Stated exercise
Select from the records below every line that has the word "Resets" in it.

Exercise materials

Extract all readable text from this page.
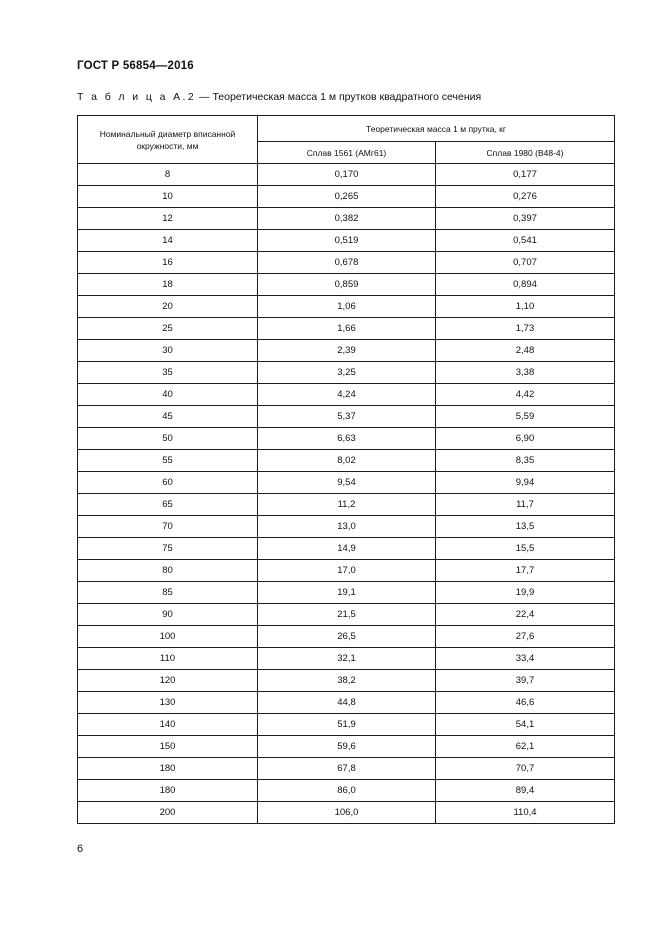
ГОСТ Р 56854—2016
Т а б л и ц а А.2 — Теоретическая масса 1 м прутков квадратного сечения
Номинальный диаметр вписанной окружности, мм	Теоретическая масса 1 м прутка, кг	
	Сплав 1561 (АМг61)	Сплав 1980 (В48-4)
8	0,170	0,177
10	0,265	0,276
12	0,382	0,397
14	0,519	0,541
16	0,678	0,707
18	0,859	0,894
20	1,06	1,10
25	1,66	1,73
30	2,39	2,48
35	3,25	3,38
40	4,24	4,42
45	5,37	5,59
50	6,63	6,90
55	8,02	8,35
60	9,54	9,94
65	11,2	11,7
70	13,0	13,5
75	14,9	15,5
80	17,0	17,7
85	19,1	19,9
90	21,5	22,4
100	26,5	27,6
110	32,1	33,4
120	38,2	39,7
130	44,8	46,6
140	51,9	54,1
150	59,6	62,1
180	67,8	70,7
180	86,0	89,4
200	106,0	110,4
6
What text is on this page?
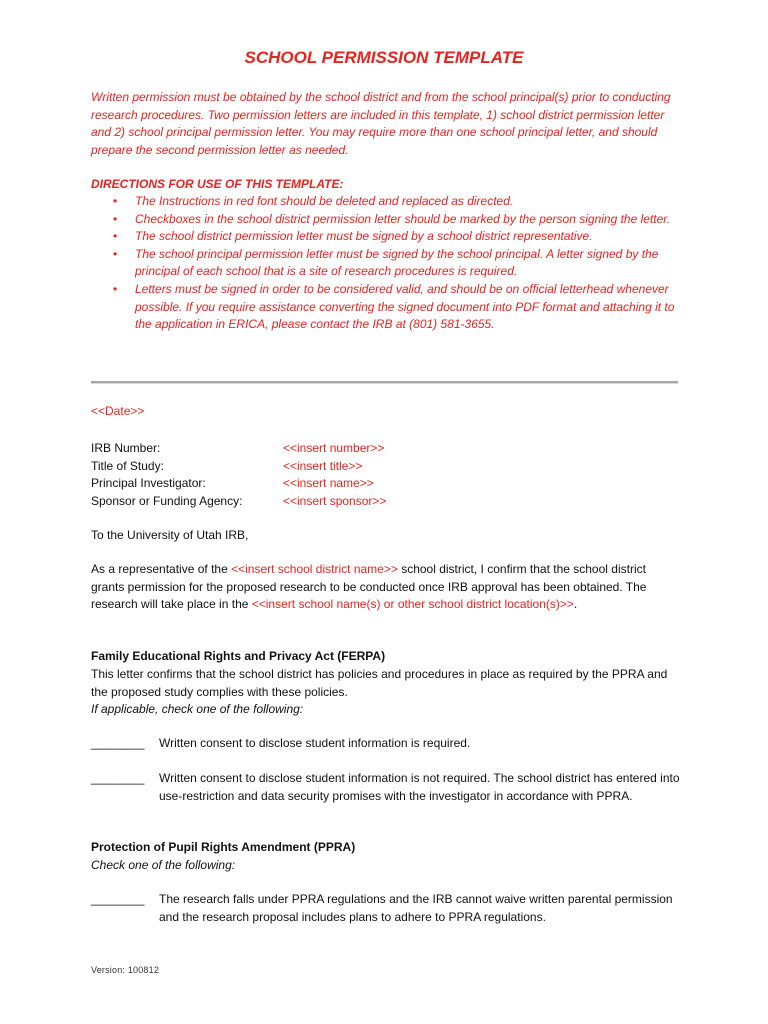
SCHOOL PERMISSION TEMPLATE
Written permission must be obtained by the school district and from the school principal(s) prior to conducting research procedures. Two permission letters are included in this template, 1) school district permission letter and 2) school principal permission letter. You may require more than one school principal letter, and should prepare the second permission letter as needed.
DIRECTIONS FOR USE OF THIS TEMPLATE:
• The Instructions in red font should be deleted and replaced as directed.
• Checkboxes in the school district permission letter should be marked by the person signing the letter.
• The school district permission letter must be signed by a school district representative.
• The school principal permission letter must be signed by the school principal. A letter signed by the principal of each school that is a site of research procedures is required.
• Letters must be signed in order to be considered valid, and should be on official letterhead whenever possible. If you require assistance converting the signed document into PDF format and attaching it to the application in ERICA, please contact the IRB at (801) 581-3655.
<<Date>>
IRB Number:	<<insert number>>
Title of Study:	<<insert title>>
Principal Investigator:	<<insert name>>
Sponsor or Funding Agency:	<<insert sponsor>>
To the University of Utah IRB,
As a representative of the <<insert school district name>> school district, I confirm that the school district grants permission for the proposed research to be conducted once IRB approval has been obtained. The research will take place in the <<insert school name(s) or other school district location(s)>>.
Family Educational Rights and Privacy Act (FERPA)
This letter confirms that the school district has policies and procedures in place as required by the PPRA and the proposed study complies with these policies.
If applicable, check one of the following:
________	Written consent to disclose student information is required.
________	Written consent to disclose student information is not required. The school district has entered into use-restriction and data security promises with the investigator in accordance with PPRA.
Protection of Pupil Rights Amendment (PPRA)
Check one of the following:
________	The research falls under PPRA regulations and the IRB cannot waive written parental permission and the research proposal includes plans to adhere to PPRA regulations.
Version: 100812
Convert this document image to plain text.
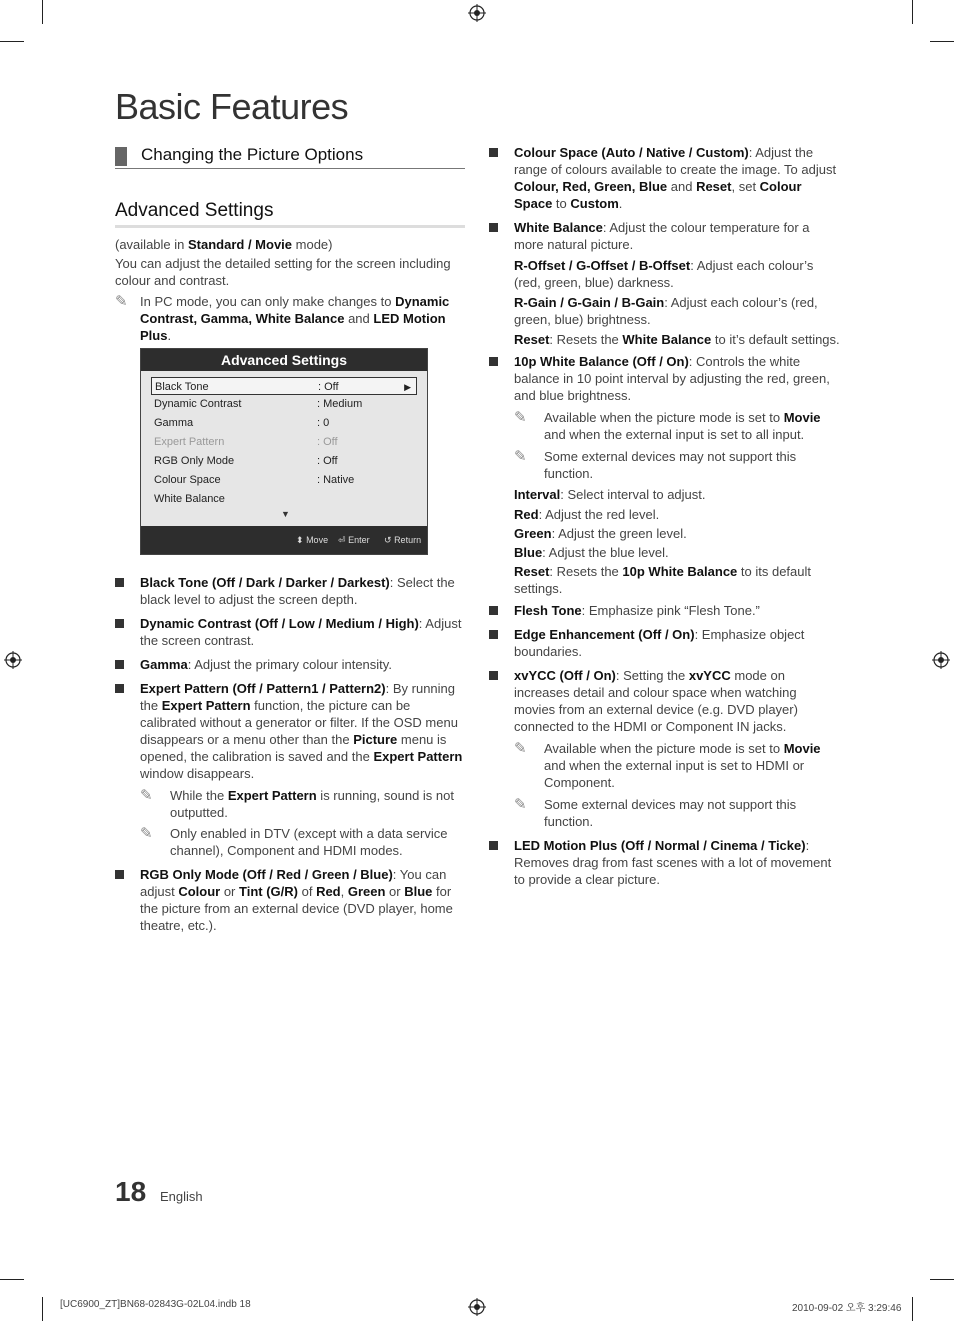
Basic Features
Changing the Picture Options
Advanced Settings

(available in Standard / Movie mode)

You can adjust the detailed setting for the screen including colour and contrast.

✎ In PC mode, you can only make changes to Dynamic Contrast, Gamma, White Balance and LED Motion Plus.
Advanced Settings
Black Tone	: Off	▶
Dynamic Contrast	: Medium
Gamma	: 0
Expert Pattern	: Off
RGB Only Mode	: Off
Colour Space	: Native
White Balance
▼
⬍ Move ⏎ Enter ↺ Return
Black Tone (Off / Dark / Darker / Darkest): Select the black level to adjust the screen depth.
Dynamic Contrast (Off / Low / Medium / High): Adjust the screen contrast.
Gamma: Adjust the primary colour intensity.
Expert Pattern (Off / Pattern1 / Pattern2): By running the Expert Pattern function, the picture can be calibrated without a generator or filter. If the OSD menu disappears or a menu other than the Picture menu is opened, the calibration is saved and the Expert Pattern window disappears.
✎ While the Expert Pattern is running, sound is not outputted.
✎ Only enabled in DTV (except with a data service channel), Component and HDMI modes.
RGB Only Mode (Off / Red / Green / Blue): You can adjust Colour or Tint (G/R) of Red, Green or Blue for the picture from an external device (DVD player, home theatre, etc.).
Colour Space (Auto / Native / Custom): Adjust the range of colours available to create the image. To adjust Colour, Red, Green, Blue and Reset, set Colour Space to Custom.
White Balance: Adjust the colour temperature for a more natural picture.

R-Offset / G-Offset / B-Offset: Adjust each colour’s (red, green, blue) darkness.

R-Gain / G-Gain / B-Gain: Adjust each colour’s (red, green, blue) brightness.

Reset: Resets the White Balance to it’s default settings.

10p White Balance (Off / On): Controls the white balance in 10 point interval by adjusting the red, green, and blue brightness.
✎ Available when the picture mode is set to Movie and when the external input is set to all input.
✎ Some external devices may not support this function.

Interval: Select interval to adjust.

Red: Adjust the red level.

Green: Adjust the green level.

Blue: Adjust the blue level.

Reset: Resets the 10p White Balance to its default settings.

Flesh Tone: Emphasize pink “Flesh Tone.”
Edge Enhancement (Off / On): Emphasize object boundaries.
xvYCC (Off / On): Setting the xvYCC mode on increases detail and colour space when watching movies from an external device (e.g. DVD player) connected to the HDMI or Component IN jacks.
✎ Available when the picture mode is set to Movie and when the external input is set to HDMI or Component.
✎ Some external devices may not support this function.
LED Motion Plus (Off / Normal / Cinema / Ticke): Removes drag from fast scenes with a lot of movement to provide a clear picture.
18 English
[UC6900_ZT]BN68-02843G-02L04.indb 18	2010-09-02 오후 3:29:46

Response
Reset: Resets the White Balance to it’s default settings.
Reset: Resets the 10p White Balance to its default settings.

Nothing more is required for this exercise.